• **Extracted data**:
········
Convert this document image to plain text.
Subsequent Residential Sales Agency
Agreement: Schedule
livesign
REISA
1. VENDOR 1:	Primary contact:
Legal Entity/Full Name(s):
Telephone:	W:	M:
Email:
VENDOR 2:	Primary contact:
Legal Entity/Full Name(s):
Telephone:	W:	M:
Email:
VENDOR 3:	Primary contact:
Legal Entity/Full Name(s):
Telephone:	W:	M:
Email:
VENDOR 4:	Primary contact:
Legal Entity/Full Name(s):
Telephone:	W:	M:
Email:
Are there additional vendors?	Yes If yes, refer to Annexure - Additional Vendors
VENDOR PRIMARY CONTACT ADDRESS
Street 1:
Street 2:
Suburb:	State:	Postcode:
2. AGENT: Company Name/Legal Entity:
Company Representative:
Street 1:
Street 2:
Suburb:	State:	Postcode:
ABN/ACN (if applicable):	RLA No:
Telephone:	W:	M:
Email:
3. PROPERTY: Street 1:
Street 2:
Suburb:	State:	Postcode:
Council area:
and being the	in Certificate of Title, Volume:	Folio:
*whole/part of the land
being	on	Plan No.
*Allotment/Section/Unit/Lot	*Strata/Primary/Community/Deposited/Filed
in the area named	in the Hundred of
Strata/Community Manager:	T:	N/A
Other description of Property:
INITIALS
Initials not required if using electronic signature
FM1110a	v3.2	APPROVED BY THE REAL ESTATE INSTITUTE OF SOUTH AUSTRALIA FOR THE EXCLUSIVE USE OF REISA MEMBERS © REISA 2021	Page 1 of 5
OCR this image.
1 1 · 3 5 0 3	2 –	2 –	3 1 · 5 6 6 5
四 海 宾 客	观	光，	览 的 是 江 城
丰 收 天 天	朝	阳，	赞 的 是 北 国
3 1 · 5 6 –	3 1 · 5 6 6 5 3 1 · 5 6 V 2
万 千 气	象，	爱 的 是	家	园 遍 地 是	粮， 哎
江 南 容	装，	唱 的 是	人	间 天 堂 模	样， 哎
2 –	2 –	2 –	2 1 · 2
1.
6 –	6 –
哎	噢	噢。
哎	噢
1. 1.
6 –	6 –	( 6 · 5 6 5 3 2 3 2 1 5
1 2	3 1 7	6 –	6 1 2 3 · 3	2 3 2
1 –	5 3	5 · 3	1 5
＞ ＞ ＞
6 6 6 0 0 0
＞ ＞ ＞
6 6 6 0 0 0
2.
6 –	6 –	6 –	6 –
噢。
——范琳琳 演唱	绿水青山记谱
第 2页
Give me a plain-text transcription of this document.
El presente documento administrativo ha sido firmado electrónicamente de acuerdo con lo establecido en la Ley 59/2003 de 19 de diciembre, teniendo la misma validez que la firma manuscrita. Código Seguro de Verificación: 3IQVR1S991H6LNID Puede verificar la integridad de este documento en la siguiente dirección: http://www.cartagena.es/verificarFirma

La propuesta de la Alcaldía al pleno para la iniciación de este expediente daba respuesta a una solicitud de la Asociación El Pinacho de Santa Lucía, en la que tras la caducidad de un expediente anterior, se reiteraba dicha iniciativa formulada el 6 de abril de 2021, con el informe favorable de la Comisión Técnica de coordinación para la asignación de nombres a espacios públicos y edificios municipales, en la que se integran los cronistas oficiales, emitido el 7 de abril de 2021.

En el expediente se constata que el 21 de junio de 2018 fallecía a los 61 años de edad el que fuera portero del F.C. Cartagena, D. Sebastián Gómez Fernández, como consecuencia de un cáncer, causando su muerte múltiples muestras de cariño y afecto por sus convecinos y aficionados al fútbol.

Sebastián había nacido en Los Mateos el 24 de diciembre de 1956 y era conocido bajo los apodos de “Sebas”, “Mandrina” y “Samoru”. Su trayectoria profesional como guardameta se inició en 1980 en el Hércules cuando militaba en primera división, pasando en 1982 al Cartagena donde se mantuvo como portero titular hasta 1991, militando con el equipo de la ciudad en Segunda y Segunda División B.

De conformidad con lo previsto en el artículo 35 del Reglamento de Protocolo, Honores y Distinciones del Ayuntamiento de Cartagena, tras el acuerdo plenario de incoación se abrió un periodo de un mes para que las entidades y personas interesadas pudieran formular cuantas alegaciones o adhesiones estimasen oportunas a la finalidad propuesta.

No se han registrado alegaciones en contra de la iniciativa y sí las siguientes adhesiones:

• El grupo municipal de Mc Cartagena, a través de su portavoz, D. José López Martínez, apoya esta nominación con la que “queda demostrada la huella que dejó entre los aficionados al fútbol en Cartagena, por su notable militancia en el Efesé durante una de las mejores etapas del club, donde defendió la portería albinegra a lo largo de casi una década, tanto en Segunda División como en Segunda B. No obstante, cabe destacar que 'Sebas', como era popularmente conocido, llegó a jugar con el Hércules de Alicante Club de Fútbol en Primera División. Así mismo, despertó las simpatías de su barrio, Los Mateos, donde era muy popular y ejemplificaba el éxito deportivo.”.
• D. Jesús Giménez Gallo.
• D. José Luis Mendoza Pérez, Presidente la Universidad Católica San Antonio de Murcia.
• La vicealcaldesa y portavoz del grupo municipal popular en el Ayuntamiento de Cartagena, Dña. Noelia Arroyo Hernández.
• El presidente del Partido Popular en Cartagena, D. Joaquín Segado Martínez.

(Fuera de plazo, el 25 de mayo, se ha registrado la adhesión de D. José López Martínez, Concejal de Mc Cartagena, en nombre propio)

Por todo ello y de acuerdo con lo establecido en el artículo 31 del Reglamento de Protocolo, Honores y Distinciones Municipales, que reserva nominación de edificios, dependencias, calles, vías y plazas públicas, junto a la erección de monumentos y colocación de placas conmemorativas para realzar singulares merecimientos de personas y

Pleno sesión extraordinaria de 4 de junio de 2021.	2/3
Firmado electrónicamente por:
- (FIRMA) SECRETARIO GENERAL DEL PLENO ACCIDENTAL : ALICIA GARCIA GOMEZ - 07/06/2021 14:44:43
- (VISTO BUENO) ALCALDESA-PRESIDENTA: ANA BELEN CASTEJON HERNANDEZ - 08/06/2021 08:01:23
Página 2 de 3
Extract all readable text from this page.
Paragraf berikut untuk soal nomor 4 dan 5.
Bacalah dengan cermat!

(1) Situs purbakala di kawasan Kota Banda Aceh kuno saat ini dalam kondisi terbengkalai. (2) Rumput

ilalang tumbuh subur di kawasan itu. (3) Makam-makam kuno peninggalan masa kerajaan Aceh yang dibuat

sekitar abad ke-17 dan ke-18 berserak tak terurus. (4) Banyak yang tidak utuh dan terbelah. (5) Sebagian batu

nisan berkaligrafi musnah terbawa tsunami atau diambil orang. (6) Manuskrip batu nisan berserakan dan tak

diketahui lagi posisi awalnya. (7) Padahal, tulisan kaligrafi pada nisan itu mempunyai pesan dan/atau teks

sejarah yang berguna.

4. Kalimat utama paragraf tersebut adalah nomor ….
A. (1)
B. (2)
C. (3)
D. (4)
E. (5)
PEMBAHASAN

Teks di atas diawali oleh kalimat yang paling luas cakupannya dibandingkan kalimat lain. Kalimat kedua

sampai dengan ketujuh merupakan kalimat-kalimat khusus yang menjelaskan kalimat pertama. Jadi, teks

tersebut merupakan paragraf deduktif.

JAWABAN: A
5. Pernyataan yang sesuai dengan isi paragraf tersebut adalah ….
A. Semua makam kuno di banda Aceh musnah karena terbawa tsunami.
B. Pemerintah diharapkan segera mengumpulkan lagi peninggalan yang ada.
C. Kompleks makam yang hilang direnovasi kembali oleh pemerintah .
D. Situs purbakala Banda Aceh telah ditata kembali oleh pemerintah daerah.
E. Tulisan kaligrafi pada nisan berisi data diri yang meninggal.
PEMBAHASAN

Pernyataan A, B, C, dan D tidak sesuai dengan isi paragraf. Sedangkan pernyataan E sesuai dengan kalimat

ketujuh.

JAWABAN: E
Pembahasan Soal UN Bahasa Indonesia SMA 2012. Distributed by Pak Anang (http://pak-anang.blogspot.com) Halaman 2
········
Review the preceding data and report every line that includes the string "División".

Sebastián había nacido en Los Mateos el 24 de diciembre de 1956 y era conocido bajo los apodos de “Sebas”, “Mandrina” y “Samoru”. Su trayectoria profesional como guardameta se inició en 1980 en el Hércules cuando militaba en primera división, pasando en 1982 al Cartagena donde se mantuvo como portero titular hasta 1991, militando con el equipo de la ciudad en Segunda y Segunda División B.
• El grupo municipal de Mc Cartagena, a través de su portavoz, D. José López Martínez, apoya esta nominación con la que “queda demostrada la huella que dejó entre los aficionados al fútbol en Cartagena, por su notable militancia en el Efesé durante una de las mejores etapas del club, donde defendió la portería albinegra a lo largo de casi una década, tanto en Segunda División como en Segunda B. No obstante, cabe destacar que 'Sebas', como era popularmente conocido, llegó a jugar con el Hércules de Alicante Club de Fútbol en Primera División. Así mismo, despertó las simpatías de su barrio, Los Mateos, donde era muy popular y ejemplificaba el éxito deportivo.”.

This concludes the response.